Exercise requirements:
Give back the full material, exactly as it reads.

(Dataset records)
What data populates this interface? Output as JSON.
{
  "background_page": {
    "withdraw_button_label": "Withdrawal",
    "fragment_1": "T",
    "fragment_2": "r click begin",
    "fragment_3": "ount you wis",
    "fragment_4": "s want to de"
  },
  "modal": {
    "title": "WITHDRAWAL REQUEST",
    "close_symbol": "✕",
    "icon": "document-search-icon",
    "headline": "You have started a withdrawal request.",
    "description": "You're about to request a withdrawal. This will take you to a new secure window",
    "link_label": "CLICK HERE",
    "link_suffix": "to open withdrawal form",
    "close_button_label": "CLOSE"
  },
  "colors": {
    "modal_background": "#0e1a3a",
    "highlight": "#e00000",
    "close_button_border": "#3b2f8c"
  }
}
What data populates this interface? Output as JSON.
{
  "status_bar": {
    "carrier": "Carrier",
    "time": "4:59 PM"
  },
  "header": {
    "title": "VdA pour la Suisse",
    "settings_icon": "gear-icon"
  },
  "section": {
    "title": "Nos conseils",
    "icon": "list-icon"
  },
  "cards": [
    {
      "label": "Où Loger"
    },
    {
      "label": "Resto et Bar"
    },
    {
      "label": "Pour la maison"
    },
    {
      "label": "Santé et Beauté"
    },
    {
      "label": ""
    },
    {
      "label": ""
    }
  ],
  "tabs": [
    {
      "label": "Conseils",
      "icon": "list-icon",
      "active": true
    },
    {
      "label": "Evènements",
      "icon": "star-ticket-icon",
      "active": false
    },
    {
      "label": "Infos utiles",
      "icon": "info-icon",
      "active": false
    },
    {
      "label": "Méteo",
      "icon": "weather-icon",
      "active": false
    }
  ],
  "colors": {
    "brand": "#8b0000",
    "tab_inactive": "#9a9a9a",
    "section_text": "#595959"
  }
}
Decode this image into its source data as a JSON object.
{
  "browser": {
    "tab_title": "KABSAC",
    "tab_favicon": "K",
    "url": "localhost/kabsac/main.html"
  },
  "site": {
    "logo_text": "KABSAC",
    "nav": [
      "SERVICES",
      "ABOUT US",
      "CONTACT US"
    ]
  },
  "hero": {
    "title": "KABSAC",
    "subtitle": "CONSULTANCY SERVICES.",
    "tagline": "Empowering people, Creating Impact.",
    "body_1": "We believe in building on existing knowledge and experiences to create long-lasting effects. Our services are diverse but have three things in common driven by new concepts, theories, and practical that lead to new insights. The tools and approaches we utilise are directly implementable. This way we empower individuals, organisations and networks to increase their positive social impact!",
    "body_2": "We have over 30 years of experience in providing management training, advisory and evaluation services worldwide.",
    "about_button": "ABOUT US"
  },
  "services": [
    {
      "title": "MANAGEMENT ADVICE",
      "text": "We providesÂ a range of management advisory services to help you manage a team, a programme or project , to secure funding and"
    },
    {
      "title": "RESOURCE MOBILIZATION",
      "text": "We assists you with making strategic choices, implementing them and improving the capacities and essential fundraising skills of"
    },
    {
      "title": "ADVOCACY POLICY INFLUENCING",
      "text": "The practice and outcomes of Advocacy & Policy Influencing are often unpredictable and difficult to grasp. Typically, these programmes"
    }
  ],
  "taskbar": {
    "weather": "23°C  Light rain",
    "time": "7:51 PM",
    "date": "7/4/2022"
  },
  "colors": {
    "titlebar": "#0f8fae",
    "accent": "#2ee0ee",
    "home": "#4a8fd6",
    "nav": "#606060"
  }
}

Task result:
What data populates this interface? Output as JSON.
{
  "background_page": {
    "withdraw_button_label": "Withdrawal",
    "fragment_1": "T",
    "fragment_2": "r click begin",
    "fragment_3": "ount you wis",
    "fragment_4": "s want to de"
  },
  "modal": {
    "title": "WITHDRAWAL REQUEST",
    "close_symbol": "✕",
    "icon": "document-search-icon",
    "headline": "You have started a withdrawal request.",
    "description": "You're about to request a withdrawal. This will take you to a new secure window",
    "link_label": "CLICK HERE",
    "link_suffix": "to open withdrawal form",
    "close_button_label": "CLOSE"
  },
  "colors": {
    "modal_background": "#0e1a3a",
    "highlight": "#e00000",
    "close_button_border": "#3b2f8c"
  }
}
What data populates this interface? Output as JSON.
{
  "status_bar": {
    "carrier": "Carrier",
    "time": "4:59 PM"
  },
  "header": {
    "title": "VdA pour la Suisse",
    "settings_icon": "gear-icon"
  },
  "section": {
    "title": "Nos conseils",
    "icon": "list-icon"
  },
  "cards": [
    {
      "label": "Où Loger"
    },
    {
      "label": "Resto et Bar"
    },
    {
      "label": "Pour la maison"
    },
    {
      "label": "Santé et Beauté"
    },
    {
      "label": ""
    },
    {
      "label": ""
    }
  ],
  "tabs": [
    {
      "label": "Conseils",
      "icon": "list-icon",
      "active": true
    },
    {
      "label": "Evènements",
      "icon": "star-ticket-icon",
      "active": false
    },
    {
      "label": "Infos utiles",
      "icon": "info-icon",
      "active": false
    },
    {
      "label": "Méteo",
      "icon": "weather-icon",
      "active": false
    }
  ],
  "colors": {
    "brand": "#8b0000",
    "tab_inactive": "#9a9a9a",
    "section_text": "#595959"
  }
}
Decode this image into its source data as a JSON object.
{
  "browser": {
    "tab_title": "KABSAC",
    "tab_favicon": "K",
    "url": "localhost/kabsac/main.html"
  },
  "site": {
    "logo_text": "KABSAC",
    "nav": [
      "SERVICES",
      "ABOUT US",
      "CONTACT US"
    ]
  },
  "hero": {
    "title": "KABSAC",
    "subtitle": "CONSULTANCY SERVICES.",
    "tagline": "Empowering people, Creating Impact.",
    "body_1": "We believe in building on existing knowledge and experiences to create long-lasting effects. Our services are diverse but have three things in common driven by new concepts, theories, and practical that lead to new insights. The tools and approaches we utilise are directly implementable. This way we empower individuals, organisations and networks to increase their positive social impact!",
    "body_2": "We have over 30 years of experience in providing management training, advisory and evaluation services worldwide.",
    "about_button": "ABOUT US"
  },
  "services": [
    {
      "title": "MANAGEMENT ADVICE",
      "text": "We providesÂ a range of management advisory services to help you manage a team, a programme or project , to secure funding and"
    },
    {
      "title": "RESOURCE MOBILIZATION",
      "text": "We assists you with making strategic choices, implementing them and improving the capacities and essential fundraising skills of"
    },
    {
      "title": "ADVOCACY POLICY INFLUENCING",
      "text": "The practice and outcomes of Advocacy & Policy Influencing are often unpredictable and difficult to grasp. Typically, these programmes"
    }
  ],
  "taskbar": {
    "weather": "23°C  Light rain",
    "time": "7:51 PM",
    "date": "7/4/2022"
  },
  "colors": {
    "titlebar": "#0f8fae",
    "accent": "#2ee0ee",
    "home": "#4a8fd6",
    "nav": "#606060"
  }
}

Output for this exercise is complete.